■ EXERCISE DIRECTIONS: Skip every picture and transcribe the remaining material exactly.

■ RECORDED INFORMATION:
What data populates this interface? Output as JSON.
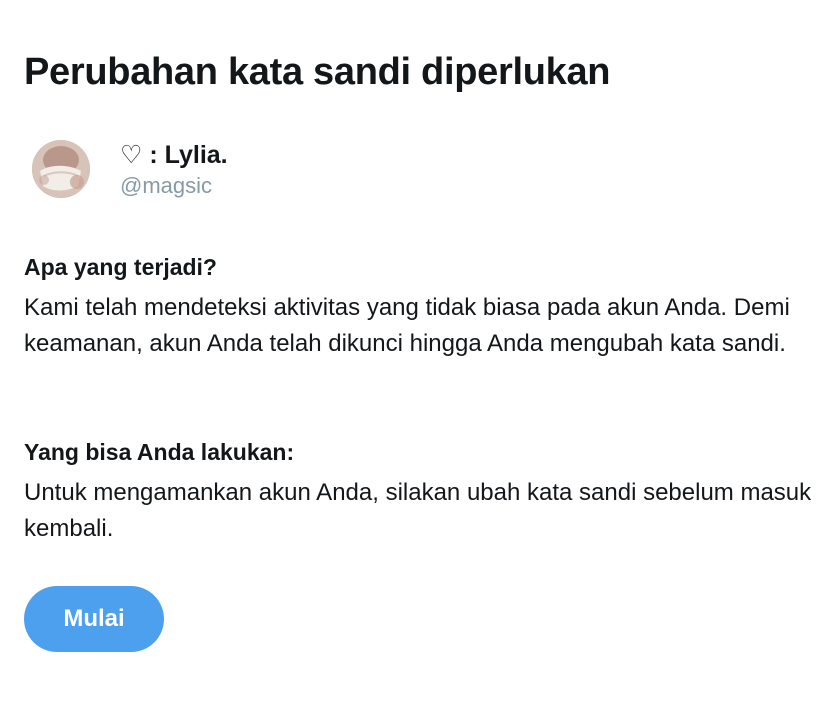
{
  "header": {
    "title": "Perubahan kata sandi diperlukan"
  },
  "account": {
    "display_name": "♡ : Lylia.",
    "handle": "@magsic",
    "avatar": "profile-photo"
  },
  "what_happened": {
    "heading": "Apa yang terjadi?",
    "body": "Kami telah mendeteksi aktivitas yang tidak biasa pada akun Anda. Demi keamanan, akun Anda telah dikunci hingga Anda mengubah kata sandi."
  },
  "what_you_can_do": {
    "heading": "Yang bisa Anda lakukan:",
    "body": "Untuk mengamankan akun Anda, silakan ubah kata sandi sebelum masuk kembali."
  },
  "actions": {
    "start_label": "Mulai",
    "start_color": "#4da0ed"
  },
  "colors": {
    "text": "#14171a",
    "secondary": "#8899a6",
    "background": "#ffffff"
  }
}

■ CORRECT RESULT:
What data populates this interface? Output as JSON.
{
  "header": {
    "title": "Perubahan kata sandi diperlukan"
  },
  "account": {
    "display_name": "♡ : Lylia.",
    "handle": "@magsic",
    "avatar": "profile-photo"
  },
  "what_happened": {
    "heading": "Apa yang terjadi?",
    "body": "Kami telah mendeteksi aktivitas yang tidak biasa pada akun Anda. Demi keamanan, akun Anda telah dikunci hingga Anda mengubah kata sandi."
  },
  "what_you_can_do": {
    "heading": "Yang bisa Anda lakukan:",
    "body": "Untuk mengamankan akun Anda, silakan ubah kata sandi sebelum masuk kembali."
  },
  "actions": {
    "start_label": "Mulai",
    "start_color": "#4da0ed"
  },
  "colors": {
    "text": "#14171a",
    "secondary": "#8899a6",
    "background": "#ffffff"
  }
}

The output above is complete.